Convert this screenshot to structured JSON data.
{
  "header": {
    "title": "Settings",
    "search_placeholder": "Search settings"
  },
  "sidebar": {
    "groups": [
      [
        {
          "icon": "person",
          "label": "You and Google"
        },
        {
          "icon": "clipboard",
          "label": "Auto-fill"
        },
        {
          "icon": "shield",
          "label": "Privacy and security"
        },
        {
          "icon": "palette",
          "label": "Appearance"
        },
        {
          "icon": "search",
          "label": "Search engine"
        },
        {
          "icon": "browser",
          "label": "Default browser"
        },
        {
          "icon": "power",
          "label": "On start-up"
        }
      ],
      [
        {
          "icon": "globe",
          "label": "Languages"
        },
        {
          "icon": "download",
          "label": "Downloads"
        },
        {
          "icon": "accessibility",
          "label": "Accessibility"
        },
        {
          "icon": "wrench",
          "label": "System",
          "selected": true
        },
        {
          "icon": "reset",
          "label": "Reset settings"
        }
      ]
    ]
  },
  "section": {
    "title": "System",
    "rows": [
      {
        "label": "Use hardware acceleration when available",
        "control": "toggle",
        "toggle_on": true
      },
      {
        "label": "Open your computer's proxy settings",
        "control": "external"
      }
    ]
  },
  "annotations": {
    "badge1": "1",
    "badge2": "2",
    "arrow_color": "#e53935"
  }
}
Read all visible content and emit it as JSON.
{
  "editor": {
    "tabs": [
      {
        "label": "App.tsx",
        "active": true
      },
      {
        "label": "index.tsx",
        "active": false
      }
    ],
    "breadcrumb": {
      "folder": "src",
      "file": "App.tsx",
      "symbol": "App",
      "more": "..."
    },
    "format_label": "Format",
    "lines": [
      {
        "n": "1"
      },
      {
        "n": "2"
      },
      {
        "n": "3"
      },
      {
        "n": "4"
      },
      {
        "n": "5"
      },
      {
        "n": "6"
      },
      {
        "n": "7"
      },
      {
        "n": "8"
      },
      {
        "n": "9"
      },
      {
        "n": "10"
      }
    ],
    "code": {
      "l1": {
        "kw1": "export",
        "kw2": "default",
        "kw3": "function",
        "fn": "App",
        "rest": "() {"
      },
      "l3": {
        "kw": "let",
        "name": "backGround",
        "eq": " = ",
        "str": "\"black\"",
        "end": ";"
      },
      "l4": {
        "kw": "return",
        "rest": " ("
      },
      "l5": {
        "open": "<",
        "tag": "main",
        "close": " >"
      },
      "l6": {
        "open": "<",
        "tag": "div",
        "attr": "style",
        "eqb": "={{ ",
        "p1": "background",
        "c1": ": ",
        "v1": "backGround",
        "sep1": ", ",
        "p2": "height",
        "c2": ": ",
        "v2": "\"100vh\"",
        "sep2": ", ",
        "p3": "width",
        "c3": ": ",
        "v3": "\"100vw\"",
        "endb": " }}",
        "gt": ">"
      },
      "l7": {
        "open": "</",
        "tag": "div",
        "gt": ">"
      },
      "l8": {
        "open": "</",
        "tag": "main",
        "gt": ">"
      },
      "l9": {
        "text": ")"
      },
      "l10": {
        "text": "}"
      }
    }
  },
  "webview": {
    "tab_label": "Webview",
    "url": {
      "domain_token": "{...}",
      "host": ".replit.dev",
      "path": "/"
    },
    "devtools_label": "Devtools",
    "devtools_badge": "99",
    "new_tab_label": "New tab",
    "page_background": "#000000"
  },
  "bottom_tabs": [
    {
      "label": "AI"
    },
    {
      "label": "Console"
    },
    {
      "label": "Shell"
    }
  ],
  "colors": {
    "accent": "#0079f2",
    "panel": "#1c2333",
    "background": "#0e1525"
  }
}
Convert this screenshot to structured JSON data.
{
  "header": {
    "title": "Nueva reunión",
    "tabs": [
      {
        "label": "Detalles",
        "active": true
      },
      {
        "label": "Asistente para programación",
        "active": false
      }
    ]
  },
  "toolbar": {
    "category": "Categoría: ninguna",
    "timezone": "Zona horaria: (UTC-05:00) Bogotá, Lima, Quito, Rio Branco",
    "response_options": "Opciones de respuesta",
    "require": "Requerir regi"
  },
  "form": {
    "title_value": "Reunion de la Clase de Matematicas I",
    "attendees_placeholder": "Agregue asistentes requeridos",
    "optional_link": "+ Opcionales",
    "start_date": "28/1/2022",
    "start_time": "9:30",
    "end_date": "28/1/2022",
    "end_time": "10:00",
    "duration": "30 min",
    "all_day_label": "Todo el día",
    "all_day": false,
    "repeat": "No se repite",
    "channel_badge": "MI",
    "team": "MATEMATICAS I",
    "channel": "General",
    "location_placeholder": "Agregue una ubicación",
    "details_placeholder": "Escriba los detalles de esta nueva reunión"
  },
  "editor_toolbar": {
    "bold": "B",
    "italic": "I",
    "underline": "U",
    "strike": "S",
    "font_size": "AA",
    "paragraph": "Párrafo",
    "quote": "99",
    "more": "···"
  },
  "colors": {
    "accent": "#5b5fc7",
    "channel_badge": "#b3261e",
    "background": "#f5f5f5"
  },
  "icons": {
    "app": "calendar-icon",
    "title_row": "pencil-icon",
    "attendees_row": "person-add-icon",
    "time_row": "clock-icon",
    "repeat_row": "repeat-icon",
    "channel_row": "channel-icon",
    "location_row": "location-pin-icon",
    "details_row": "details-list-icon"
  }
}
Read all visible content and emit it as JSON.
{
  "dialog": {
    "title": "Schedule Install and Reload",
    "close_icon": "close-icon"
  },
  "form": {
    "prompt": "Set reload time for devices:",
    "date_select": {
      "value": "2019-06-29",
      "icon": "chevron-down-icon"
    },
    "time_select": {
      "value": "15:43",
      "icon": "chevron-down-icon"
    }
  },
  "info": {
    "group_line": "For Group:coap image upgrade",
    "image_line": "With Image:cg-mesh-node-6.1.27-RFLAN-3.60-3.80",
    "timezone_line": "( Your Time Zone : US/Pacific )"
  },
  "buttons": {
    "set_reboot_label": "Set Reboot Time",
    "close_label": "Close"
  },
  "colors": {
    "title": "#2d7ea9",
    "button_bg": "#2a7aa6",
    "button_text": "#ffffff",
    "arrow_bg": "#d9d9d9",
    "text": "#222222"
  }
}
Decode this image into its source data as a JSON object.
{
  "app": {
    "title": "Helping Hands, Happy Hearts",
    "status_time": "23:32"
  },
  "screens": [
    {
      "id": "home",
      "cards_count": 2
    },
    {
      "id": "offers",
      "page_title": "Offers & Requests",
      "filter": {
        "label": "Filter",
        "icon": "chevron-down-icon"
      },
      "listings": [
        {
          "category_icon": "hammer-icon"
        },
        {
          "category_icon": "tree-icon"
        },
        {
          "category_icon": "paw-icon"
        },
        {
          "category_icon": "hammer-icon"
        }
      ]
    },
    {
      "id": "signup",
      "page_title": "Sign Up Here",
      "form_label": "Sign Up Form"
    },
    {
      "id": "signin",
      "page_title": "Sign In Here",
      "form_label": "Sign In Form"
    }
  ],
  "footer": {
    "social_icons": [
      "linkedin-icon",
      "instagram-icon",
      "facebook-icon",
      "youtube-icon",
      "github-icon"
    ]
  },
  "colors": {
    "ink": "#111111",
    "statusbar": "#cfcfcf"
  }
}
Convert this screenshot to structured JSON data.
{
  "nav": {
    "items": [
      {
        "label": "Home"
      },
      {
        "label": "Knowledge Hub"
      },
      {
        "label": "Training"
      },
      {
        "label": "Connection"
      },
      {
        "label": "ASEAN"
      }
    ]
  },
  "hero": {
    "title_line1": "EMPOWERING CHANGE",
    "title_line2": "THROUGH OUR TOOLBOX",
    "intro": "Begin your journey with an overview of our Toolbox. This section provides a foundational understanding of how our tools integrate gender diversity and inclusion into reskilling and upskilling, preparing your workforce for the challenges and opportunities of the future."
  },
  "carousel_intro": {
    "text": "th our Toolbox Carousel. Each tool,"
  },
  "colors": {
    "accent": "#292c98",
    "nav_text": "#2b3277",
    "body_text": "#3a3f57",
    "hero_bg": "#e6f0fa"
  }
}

━━━━━━

Instructions to follow
Which lines above contain the word "repeat"? Copy each of them.

Output of the exercise
    "repeat": "No se repite",
    "repeat_row": "repeat-icon",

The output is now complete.